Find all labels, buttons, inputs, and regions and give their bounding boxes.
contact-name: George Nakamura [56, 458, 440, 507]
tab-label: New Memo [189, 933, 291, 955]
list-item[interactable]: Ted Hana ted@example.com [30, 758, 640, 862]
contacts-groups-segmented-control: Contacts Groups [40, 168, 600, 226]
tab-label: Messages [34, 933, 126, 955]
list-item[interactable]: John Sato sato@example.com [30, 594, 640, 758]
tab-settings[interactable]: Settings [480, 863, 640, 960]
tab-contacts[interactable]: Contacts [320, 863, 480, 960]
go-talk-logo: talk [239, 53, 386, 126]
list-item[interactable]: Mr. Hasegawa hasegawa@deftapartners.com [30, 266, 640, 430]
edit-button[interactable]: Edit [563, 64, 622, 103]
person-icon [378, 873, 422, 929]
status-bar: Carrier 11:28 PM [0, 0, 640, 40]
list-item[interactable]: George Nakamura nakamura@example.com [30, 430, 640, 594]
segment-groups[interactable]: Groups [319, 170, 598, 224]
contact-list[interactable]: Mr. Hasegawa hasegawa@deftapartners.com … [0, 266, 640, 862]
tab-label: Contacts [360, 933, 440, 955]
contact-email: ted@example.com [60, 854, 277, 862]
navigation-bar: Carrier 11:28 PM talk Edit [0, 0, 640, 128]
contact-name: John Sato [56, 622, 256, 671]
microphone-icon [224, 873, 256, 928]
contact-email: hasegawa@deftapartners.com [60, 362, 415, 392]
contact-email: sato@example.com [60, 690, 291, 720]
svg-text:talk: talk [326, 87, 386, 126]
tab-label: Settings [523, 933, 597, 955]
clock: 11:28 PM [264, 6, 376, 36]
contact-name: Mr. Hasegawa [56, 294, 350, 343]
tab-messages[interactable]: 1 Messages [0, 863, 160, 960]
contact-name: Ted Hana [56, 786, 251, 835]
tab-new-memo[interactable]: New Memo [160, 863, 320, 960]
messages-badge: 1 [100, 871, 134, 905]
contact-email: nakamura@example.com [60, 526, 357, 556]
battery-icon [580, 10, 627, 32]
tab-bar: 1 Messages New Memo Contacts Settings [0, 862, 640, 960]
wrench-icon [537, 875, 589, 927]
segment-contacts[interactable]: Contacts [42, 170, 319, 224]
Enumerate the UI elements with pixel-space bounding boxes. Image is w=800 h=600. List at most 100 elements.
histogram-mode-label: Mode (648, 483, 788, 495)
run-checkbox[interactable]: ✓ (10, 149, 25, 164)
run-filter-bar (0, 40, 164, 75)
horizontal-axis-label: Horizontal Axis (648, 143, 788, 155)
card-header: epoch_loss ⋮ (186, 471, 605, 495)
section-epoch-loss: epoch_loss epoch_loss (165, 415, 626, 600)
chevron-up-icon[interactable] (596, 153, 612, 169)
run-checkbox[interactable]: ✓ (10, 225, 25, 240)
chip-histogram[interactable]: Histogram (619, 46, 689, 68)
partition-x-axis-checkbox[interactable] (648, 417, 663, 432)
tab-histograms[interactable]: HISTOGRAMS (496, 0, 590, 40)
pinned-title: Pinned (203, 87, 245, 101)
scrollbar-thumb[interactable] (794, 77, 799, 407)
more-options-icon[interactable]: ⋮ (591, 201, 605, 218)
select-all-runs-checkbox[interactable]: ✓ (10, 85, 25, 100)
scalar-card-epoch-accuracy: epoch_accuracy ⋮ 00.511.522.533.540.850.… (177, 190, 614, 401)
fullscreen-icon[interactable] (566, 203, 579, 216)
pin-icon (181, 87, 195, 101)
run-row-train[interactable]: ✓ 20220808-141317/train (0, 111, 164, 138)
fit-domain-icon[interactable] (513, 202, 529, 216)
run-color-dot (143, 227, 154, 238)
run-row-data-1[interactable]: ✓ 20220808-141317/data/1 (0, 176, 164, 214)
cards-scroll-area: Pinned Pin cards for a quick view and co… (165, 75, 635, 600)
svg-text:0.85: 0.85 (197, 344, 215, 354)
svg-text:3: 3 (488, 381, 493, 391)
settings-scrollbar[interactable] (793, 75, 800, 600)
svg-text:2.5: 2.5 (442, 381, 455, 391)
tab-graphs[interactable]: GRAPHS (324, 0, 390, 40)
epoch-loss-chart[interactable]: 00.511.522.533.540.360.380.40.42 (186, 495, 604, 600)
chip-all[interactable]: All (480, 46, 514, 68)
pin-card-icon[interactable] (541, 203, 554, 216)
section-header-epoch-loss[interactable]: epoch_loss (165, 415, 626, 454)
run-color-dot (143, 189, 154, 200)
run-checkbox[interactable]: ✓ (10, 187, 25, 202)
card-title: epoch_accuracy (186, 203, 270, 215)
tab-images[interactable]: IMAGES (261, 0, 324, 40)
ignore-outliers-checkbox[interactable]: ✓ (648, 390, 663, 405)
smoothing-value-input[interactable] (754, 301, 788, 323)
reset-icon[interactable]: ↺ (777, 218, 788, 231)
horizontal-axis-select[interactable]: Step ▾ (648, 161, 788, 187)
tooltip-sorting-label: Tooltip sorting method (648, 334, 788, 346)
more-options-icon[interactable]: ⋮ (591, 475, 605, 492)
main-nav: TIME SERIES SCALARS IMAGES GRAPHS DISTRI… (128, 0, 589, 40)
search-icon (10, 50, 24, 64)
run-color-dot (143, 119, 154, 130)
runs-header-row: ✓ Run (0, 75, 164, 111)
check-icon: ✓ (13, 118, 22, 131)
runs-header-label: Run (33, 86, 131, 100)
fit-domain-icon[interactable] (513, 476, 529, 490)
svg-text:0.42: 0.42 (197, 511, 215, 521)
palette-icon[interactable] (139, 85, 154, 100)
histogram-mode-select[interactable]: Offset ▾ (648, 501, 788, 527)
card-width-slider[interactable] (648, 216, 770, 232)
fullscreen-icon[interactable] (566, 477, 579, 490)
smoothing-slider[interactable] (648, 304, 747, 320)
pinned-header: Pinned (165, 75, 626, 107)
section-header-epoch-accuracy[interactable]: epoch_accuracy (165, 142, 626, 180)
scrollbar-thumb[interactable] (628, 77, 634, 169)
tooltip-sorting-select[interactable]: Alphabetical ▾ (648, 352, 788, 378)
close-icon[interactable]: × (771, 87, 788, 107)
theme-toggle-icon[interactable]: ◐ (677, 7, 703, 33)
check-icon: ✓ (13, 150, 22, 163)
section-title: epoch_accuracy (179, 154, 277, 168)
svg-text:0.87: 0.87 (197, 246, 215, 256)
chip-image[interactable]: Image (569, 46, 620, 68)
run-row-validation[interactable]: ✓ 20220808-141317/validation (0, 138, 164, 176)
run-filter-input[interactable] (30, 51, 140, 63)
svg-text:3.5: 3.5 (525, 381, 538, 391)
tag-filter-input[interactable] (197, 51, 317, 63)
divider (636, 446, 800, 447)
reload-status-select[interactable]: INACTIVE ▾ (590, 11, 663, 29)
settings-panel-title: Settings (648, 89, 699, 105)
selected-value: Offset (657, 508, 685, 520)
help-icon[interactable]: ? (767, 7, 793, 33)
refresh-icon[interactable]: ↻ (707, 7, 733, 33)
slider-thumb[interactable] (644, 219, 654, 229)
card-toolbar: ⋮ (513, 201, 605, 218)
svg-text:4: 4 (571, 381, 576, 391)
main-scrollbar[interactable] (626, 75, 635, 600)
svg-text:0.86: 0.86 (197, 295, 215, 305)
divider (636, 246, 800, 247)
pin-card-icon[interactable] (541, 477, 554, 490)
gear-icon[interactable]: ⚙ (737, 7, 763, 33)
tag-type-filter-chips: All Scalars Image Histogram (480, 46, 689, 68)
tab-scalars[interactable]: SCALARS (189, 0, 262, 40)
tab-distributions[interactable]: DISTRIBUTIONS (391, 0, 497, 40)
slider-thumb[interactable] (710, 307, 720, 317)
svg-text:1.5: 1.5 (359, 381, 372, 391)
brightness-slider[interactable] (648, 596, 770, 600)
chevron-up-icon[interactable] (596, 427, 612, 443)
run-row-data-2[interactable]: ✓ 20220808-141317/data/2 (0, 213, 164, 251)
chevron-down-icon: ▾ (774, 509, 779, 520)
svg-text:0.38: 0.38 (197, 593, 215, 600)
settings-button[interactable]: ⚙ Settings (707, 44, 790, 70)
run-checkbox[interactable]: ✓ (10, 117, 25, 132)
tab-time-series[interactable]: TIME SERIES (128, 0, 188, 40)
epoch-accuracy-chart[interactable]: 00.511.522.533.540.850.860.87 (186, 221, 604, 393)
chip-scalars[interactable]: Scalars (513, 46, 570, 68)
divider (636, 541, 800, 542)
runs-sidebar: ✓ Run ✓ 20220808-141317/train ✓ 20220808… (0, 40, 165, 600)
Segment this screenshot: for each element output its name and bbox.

+ + +

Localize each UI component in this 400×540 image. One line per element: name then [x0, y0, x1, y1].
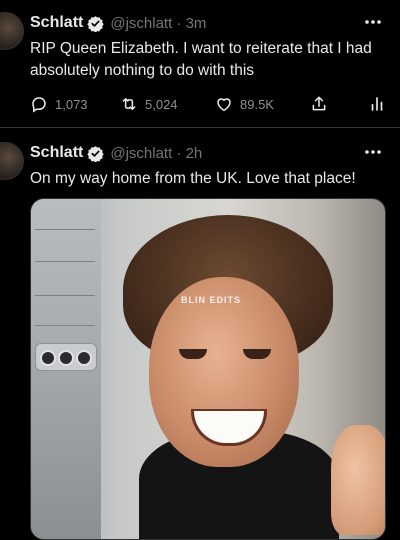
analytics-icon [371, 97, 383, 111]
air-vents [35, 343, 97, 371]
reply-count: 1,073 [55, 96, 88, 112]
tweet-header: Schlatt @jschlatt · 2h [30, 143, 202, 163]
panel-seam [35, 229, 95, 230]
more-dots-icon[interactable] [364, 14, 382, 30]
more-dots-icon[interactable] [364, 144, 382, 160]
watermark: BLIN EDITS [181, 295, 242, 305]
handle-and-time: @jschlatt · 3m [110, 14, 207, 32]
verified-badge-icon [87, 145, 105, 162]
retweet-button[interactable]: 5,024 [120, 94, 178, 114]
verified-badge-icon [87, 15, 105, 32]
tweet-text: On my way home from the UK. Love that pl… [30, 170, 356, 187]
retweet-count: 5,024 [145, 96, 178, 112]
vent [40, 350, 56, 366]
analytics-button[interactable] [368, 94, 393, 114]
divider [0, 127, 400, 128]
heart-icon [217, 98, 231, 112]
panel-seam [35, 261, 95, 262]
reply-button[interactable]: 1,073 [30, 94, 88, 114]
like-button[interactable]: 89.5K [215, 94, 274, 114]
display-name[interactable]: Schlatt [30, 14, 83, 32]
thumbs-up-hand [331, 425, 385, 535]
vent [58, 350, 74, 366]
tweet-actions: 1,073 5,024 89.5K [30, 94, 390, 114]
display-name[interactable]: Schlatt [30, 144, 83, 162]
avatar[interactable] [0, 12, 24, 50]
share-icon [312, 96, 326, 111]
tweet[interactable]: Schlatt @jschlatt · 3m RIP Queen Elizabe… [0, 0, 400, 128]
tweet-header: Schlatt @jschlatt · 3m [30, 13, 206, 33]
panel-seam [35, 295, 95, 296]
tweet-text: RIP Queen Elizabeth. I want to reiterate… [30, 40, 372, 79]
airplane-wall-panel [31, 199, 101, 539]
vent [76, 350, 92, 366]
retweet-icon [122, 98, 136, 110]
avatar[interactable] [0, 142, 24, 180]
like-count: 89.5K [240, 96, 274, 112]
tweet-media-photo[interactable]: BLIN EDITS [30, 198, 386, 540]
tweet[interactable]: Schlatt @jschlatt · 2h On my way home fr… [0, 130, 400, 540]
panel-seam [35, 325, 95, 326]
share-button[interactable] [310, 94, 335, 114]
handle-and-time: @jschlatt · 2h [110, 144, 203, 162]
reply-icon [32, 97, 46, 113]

+ + +

What you will do:
Rewrite the rows between the lines holding "analytics-icon [371, 97, 383, 111]" and "more-dots-icon[interactable] [364, 14, 382, 30]", inclusive, swapping "panel-seam" for "panel-joint" and leaving everything else unchanged.

Completed exercise:
analytics-icon [371, 97, 383, 111]
air-vents [35, 343, 97, 371]
reply-count: 1,073 [55, 96, 88, 112]
tweet-header: Schlatt @jschlatt · 2h [30, 143, 202, 163]
panel-joint [35, 229, 95, 230]
more-dots-icon[interactable] [364, 14, 382, 30]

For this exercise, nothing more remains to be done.